• _WRITTEN INSTRUCTION_:
Reproduce the rows word for word, starting with the first line and ending with the line that contains "ref-frame-label: 参考系 (21, 388, 54, 400)", with both of those lines included.

• _SUPPLIED MATERIAL_:
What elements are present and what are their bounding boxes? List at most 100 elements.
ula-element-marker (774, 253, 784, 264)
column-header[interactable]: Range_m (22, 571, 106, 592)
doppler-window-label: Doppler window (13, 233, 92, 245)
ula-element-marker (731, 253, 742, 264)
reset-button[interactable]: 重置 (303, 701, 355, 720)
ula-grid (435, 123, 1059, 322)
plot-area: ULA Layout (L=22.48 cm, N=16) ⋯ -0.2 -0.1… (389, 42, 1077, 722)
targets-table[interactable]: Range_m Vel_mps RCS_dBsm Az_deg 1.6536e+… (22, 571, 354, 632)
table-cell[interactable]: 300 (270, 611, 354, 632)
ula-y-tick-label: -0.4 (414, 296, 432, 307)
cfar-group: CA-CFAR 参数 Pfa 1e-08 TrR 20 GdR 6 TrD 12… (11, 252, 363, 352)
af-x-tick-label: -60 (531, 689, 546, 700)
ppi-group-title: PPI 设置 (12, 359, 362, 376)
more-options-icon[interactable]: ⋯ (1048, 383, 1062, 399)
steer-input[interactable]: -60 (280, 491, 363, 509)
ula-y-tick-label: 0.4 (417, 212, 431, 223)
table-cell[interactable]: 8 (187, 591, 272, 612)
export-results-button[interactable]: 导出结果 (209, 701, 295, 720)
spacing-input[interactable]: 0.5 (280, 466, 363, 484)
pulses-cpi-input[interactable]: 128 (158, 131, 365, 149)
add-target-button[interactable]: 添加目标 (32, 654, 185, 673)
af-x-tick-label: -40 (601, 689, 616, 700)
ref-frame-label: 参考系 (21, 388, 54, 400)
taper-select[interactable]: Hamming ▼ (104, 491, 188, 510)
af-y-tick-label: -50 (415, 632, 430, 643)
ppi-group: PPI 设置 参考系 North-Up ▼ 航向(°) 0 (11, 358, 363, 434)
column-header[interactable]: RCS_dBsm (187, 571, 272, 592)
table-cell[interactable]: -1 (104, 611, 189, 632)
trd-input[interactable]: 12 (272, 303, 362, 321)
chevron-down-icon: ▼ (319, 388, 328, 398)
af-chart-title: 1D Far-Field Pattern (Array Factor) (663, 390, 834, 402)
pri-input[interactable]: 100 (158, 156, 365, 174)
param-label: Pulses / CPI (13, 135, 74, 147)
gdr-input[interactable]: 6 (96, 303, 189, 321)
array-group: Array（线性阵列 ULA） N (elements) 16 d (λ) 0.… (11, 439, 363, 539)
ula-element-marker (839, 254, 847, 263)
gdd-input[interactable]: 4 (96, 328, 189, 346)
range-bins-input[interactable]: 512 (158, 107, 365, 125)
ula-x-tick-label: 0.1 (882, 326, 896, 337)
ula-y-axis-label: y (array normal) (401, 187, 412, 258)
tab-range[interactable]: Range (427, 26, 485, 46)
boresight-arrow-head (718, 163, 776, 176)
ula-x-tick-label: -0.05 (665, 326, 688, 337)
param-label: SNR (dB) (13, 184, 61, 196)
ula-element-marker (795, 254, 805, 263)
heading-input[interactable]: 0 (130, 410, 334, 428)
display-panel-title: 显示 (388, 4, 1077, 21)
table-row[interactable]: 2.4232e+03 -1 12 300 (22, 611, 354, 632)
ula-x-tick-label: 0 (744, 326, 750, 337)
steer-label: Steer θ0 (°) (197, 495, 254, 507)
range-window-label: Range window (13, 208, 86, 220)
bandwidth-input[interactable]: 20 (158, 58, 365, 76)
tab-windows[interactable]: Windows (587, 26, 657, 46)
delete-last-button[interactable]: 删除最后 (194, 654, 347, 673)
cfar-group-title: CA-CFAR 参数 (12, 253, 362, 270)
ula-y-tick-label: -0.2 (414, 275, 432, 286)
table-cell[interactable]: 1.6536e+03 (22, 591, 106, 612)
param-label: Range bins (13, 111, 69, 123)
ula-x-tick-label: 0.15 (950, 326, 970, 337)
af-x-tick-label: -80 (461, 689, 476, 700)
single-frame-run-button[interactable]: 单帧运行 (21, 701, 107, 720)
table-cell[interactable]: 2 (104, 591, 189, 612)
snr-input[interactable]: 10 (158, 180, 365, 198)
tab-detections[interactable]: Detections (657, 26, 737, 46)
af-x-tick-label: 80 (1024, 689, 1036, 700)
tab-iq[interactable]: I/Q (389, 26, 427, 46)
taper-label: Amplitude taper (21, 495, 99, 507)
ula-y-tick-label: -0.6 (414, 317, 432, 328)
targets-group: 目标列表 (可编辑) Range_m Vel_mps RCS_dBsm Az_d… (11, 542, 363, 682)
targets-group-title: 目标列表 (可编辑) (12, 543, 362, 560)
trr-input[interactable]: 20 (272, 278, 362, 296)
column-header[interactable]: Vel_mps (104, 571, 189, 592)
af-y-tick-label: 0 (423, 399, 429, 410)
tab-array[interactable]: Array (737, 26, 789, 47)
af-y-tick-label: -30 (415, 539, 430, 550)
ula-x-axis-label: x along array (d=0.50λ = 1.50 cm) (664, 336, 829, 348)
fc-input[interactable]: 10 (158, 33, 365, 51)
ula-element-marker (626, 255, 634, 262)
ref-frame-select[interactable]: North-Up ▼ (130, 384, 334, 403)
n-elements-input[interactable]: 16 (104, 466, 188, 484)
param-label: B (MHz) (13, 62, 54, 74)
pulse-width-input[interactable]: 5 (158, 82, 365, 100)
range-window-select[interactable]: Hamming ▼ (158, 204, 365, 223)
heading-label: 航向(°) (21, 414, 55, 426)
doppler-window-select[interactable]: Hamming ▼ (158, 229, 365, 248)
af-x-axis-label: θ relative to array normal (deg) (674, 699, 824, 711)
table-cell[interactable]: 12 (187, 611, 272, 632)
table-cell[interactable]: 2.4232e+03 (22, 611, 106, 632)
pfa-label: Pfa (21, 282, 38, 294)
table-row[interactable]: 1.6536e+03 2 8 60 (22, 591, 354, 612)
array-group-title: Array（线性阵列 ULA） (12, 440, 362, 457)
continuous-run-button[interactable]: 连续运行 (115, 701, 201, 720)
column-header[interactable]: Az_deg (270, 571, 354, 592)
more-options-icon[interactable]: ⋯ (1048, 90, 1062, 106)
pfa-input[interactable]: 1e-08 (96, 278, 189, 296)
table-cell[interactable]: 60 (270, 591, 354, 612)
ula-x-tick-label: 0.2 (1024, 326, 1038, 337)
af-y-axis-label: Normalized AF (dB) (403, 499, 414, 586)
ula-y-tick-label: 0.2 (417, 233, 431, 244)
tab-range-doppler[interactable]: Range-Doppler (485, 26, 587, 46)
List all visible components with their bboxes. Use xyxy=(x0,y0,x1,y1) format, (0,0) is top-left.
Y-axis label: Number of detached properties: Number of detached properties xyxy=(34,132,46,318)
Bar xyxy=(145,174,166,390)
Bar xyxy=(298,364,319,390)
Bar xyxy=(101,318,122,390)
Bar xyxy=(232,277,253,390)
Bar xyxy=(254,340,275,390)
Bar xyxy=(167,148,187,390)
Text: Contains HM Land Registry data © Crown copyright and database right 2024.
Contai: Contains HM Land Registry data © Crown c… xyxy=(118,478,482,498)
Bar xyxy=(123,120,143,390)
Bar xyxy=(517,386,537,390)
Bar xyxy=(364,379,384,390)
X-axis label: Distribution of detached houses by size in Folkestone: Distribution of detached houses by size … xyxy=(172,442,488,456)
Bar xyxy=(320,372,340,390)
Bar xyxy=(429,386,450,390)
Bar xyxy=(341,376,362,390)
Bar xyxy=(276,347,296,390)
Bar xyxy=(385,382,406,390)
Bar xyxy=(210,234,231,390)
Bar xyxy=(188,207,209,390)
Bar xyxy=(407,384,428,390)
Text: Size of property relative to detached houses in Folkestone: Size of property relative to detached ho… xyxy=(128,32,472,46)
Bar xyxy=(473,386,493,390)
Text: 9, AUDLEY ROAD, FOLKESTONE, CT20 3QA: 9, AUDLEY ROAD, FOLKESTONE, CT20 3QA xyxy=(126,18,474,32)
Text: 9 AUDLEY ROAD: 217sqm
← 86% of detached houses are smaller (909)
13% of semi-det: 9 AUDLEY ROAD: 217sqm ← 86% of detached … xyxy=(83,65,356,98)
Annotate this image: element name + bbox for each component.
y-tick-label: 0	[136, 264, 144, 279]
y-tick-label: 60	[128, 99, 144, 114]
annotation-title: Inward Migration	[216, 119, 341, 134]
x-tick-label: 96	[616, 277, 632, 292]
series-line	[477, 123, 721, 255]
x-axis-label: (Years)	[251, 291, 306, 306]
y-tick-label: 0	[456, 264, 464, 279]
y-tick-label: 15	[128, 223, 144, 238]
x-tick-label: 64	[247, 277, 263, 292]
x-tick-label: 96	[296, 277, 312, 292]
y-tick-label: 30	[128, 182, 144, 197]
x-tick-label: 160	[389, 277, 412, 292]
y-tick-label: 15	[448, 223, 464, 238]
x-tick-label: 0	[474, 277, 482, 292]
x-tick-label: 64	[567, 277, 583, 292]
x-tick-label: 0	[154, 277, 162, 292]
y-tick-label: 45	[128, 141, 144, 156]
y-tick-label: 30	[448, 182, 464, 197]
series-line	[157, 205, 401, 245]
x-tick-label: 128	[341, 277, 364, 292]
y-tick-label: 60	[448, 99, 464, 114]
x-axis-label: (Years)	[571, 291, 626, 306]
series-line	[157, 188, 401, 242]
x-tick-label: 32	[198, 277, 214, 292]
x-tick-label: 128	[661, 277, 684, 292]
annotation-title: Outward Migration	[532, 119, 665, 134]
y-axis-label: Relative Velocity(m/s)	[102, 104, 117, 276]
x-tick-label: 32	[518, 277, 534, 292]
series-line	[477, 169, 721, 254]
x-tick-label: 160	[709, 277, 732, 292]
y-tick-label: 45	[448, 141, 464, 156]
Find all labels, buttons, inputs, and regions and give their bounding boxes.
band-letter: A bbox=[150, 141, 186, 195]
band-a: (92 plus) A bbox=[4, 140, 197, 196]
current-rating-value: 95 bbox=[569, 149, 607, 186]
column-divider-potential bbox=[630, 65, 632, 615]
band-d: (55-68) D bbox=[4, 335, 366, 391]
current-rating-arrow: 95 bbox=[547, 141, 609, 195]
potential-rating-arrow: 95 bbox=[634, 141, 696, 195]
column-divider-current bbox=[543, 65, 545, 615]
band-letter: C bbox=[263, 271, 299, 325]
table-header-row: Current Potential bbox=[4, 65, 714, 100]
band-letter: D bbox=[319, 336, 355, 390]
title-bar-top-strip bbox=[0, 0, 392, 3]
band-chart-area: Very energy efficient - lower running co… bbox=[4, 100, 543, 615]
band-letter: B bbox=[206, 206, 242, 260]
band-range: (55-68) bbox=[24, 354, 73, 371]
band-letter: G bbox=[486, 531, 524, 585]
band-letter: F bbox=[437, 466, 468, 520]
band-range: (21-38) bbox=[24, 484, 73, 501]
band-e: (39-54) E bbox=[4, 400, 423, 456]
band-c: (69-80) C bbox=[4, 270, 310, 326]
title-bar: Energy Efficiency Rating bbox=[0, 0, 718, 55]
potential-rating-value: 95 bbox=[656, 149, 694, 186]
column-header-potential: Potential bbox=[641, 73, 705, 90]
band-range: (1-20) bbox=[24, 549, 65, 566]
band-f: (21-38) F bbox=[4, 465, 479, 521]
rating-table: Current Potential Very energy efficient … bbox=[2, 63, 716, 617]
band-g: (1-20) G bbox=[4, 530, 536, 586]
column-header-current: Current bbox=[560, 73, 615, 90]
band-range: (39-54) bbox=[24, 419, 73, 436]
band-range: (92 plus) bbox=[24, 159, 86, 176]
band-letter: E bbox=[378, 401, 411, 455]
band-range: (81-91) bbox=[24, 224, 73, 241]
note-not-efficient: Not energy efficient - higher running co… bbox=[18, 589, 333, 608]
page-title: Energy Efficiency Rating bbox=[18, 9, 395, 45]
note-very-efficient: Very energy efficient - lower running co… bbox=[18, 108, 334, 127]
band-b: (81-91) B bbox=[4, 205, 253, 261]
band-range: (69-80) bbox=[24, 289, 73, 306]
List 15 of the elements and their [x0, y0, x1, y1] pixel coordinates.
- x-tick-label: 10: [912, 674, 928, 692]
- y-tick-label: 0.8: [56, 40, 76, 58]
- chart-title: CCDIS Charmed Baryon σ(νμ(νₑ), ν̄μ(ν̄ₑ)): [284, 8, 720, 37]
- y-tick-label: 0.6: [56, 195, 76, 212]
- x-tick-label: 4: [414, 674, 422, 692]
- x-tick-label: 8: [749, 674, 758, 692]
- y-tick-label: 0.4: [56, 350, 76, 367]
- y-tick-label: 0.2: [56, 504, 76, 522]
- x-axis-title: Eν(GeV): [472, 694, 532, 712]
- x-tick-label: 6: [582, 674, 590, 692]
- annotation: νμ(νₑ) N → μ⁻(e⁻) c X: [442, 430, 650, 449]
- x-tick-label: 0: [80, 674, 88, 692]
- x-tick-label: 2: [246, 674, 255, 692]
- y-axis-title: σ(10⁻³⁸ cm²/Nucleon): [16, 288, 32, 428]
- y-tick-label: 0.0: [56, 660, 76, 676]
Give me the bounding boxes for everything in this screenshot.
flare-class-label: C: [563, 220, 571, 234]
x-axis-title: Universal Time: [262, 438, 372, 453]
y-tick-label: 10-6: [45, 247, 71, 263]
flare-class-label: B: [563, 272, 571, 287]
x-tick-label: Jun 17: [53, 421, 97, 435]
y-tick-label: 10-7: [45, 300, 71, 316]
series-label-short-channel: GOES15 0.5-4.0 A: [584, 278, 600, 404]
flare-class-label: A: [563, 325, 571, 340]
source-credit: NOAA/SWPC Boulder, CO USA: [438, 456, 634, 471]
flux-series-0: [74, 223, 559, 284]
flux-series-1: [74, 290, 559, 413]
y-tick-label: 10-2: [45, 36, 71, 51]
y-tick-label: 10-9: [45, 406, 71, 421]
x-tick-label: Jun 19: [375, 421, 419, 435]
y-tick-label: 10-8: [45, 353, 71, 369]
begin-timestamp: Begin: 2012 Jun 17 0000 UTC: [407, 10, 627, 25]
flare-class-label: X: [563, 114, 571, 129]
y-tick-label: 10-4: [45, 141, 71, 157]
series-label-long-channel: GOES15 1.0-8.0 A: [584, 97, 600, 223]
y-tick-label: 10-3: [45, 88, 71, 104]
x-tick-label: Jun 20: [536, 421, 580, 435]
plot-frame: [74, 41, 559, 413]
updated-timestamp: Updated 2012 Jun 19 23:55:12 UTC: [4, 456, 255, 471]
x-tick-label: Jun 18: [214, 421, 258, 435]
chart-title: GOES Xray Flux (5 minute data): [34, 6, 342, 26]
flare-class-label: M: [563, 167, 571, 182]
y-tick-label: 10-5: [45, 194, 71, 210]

• _FINAL ANSWER_:
What elements are present and what are their bounding boxes? List at most 100 elements.
ula-element-marker (774, 253, 784, 264)
column-header[interactable]: Range_m (22, 571, 106, 592)
doppler-window-label: Doppler window (13, 233, 92, 245)
ula-element-marker (731, 253, 742, 264)
reset-button[interactable]: 重置 (303, 701, 355, 720)
ula-grid (435, 123, 1059, 322)
plot-area: ULA Layout (L=22.48 cm, N=16) ⋯ -0.2 -0.1… (389, 42, 1077, 722)
targets-table[interactable]: Range_m Vel_mps RCS_dBsm Az_deg 1.6536e+… (22, 571, 354, 632)
table-cell[interactable]: 300 (270, 611, 354, 632)
ula-y-tick-label: -0.4 (414, 296, 432, 307)
cfar-group: CA-CFAR 参数 Pfa 1e-08 TrR 20 GdR 6 TrD 12… (11, 252, 363, 352)
af-x-tick-label: -60 (531, 689, 546, 700)
ppi-group-title: PPI 设置 (12, 359, 362, 376)
more-options-icon[interactable]: ⋯ (1048, 383, 1062, 399)
steer-input[interactable]: -60 (280, 491, 363, 509)
ula-y-tick-label: 0.4 (417, 212, 431, 223)
table-cell[interactable]: 8 (187, 591, 272, 612)
export-results-button[interactable]: 导出结果 (209, 701, 295, 720)
spacing-input[interactable]: 0.5 (280, 466, 363, 484)
pulses-cpi-input[interactable]: 128 (158, 131, 365, 149)
add-target-button[interactable]: 添加目标 (32, 654, 185, 673)
af-x-tick-label: -40 (601, 689, 616, 700)
ref-frame-label: 参考系 (21, 388, 54, 400)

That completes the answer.